Records from a data source:
----------------

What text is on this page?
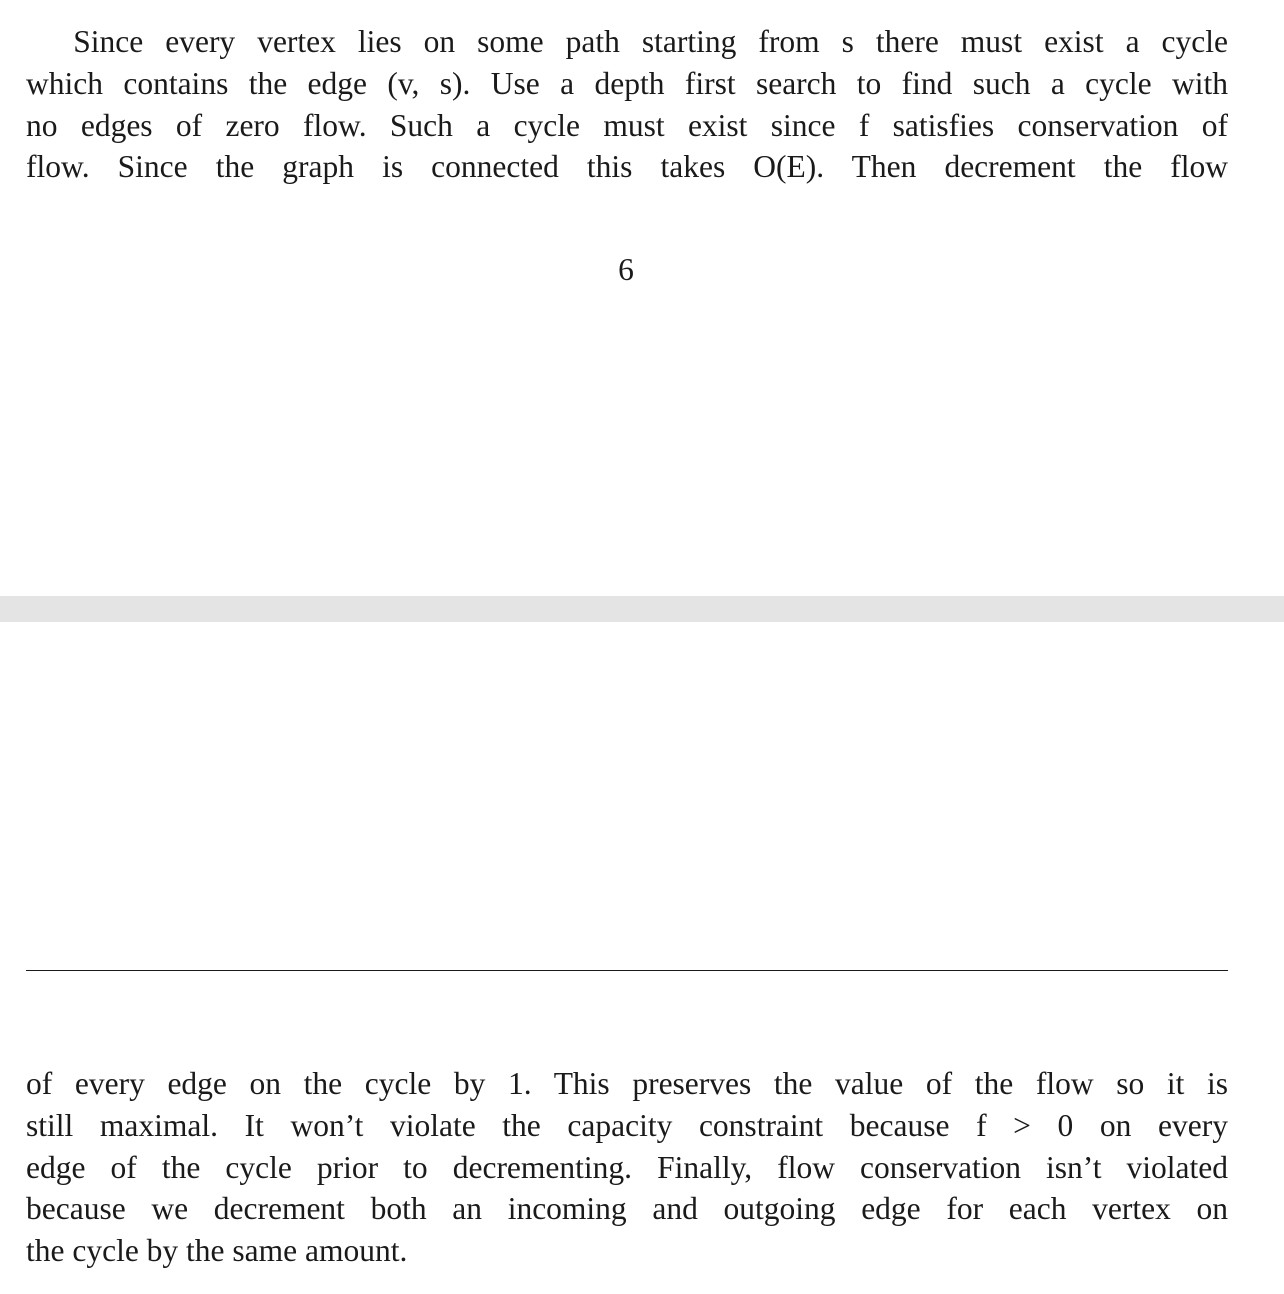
  Since every vertex lies on some path starting from s there must exist a cycle
which contains the edge (v, s). Use a depth first search to find such a cycle with
no edges of zero flow. Such a cycle must exist since f satisfies conservation of
flow. Since the graph is connected this takes O(E). Then decrement the flow
6
of every edge on the cycle by 1. This preserves the value of the flow so it is
still maximal. It won’t violate the capacity constraint because f > 0 on every
edge of the cycle prior to decrementing. Finally, flow conservation isn’t violated
because we decrement both an incoming and outgoing edge for each vertex on
the cycle by the same amount.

----------------

Using the records given above, list every line that includes the word "cycle".

  Since every vertex lies on some path starting from s there must exist a cycle
which contains the edge (v, s). Use a depth first search to find such a cycle with
no edges of zero flow. Such a cycle must exist since f satisfies conservation of
of every edge on the cycle by 1. This preserves the value of the flow so it is
edge of the cycle prior to decrementing. Finally, flow conservation isn’t violated
the cycle by the same amount.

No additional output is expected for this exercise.